Data tied to figure images:
──────
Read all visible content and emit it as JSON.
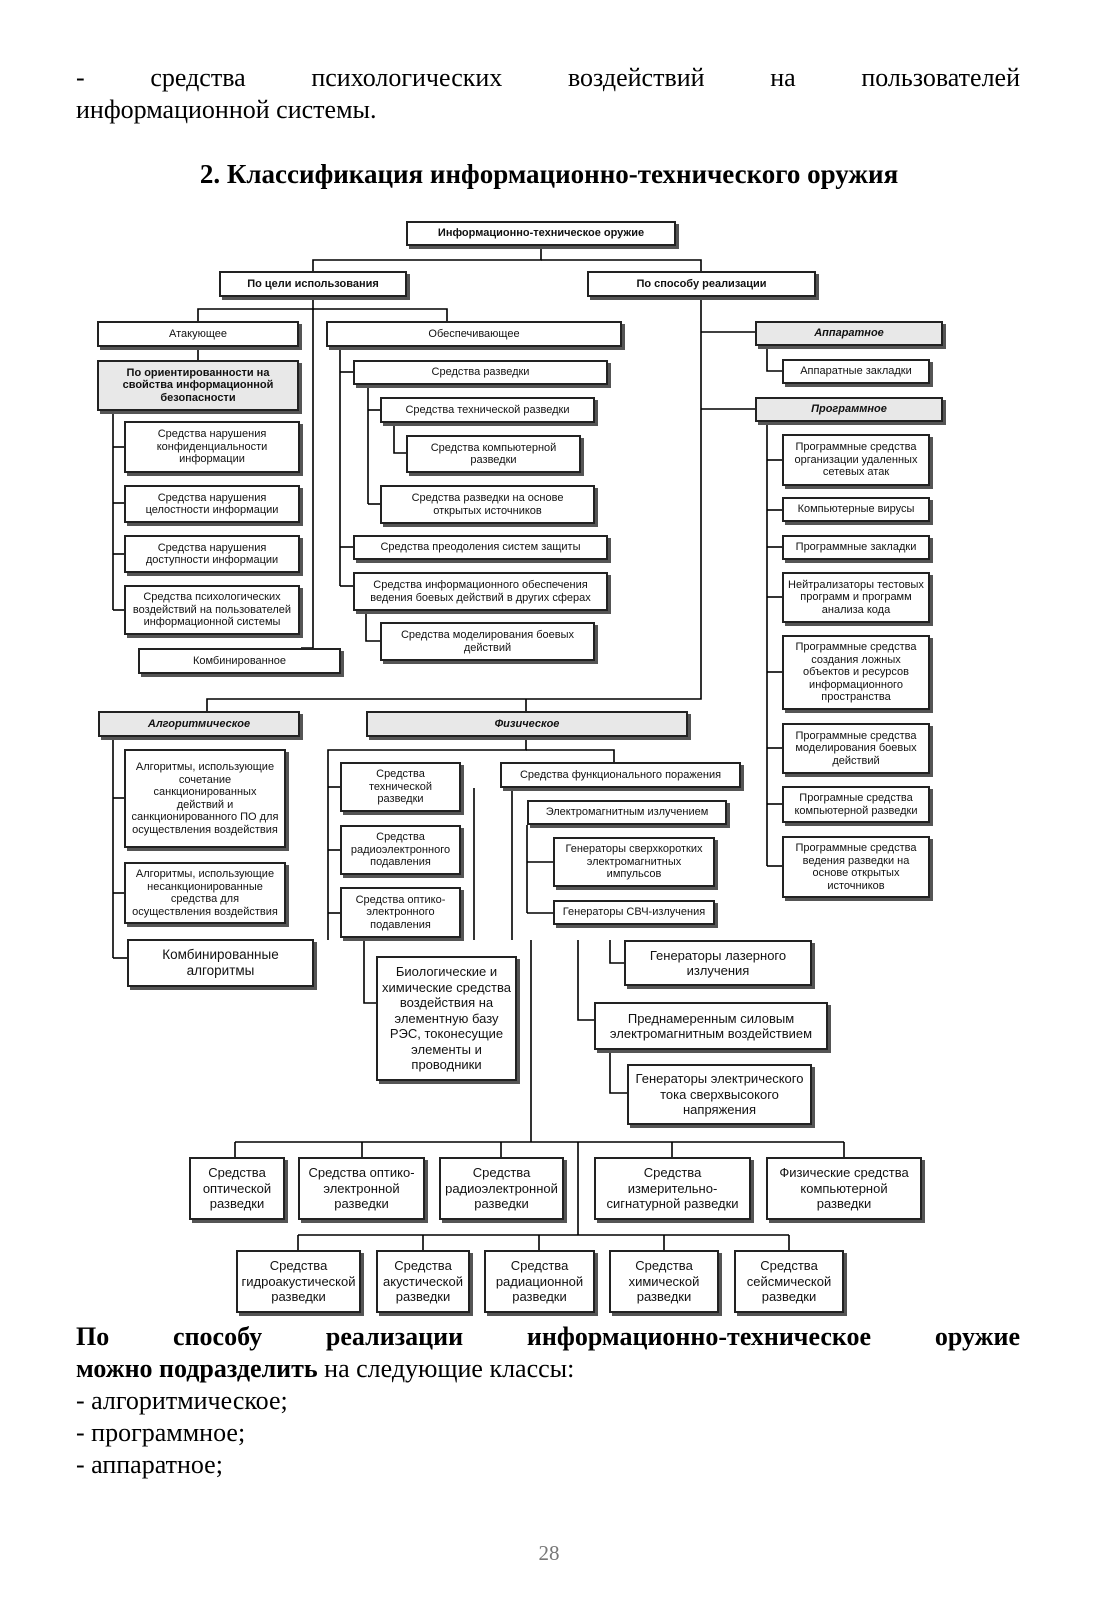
{
  "intro": {
    "line1": "-   средства   психологических   воздействий   на   пользователей",
    "line2": "информационной системы."
  },
  "section_heading": "2. Классификация информационно-технического оружия",
  "diagram": {
    "root": "Информационно-техническое оружие",
    "by_purpose": "По цели использования",
    "by_method": "По способу реализации",
    "attacking": "Атакующее",
    "orientation": "По ориентированности на свойства информационной безопасности",
    "confidentiality": "Средства нарушения конфиденциальности информации",
    "integrity": "Средства нарушения целостности информации",
    "availability": "Средства нарушения доступности информации",
    "psych": "Средства психологических воздействий на пользователей информационной системы",
    "combined": "Комбинированное",
    "supporting": "Обеспечивающее",
    "recon": "Средства разведки",
    "tech_recon": "Средства технической разведки",
    "comp_recon": "Средства компьютерной разведки",
    "osint": "Средства разведки на основе открытых источников",
    "overcome": "Средства преодоления систем защиты",
    "info_support": "Средства информационного обеспечения ведения боевых действий в других сферах",
    "combat_modeling": "Средства моделирования боевых действий",
    "hardware": "Аппаратное",
    "hw_bugs": "Аппаратные закладки",
    "software": "Программное",
    "remote_attacks": "Программные средства организации удаленных сетевых атак",
    "viruses": "Компьютерные вирусы",
    "sw_bugs": "Программные закладки",
    "neutralizers": "Нейтрализаторы тестовых программ и программ анализа кода",
    "false_objects": "Программные средства создания ложных объектов и ресурсов информационного пространства",
    "sw_modeling": "Программные средства моделирования боевых действий",
    "sw_comp_recon": "Програмные средства компьютерной разведки",
    "sw_osint": "Программные средства ведения разведки на основе открытых источников",
    "algorithmic": "Алгоритмическое",
    "alg_sanctioned": "Алгоритмы, использующие сочетание санкционированных действий и санкционированного ПО для осуществления воздействия",
    "alg_unsanctioned": "Алгоритмы, использующие несанкционированные средства для осуществления воздействия",
    "alg_combined": "Комбинированные алгоритмы",
    "physical": "Физическое",
    "phys_tech_recon": "Средства технической разведки",
    "radio_suppression": "Средства радиоэлектронного подавления",
    "optoelectronic_suppression": "Средства оптико-электронного подавления",
    "functional_damage": "Средства функционального поражения",
    "em_radiation": "Электромагнитным излучением",
    "ultrashort": "Генераторы сверхкоротких электромагнитных импульсов",
    "microwave": "Генераторы СВЧ-излучения",
    "laser": "Генераторы лазерного излучения",
    "bio_chem": "Биологические и химические средства воздействия на элементную базу РЭС, токонесущие элементы и проводники",
    "deliberate_em": "Преднамеренным силовым электромагнитным воздействием",
    "hv_current": "Генераторы электрического тока сверхвысокого напряжения",
    "optical_recon": "Средства оптической разведки",
    "optoelectronic_recon": "Средства оптико-электронной разведки",
    "radioelectronic_recon": "Средства радиоэлектронной разведки",
    "signature_recon": "Средства измерительно-сигнатурной  разведки",
    "phys_comp_recon": "Физические средства компьютерной разведки",
    "hydroacoustic": "Средства гидроакустической разведки",
    "acoustic": "Средства акустической разведки",
    "radiation": "Средства радиационной разведки",
    "chemical": "Средства химической разведки",
    "seismic": "Средства сейсмической разведки"
  },
  "paragraph": {
    "bold_a": "По   способу   реализации   информационно-техническое   оружие",
    "bold_b": "можно подразделить",
    "rest_b": " на следующие классы:",
    "items": [
      "- алгоритмическое;",
      "- программное;",
      "- аппаратное;"
    ]
  },
  "page_number": "28"
}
──────
→ **Exercise directions**
Select and copy each line from the data that includes the word "излучения".

→ **The completed task**
    "microwave": "Генераторы СВЧ-излучения",
    "laser": "Генераторы лазерного излучения",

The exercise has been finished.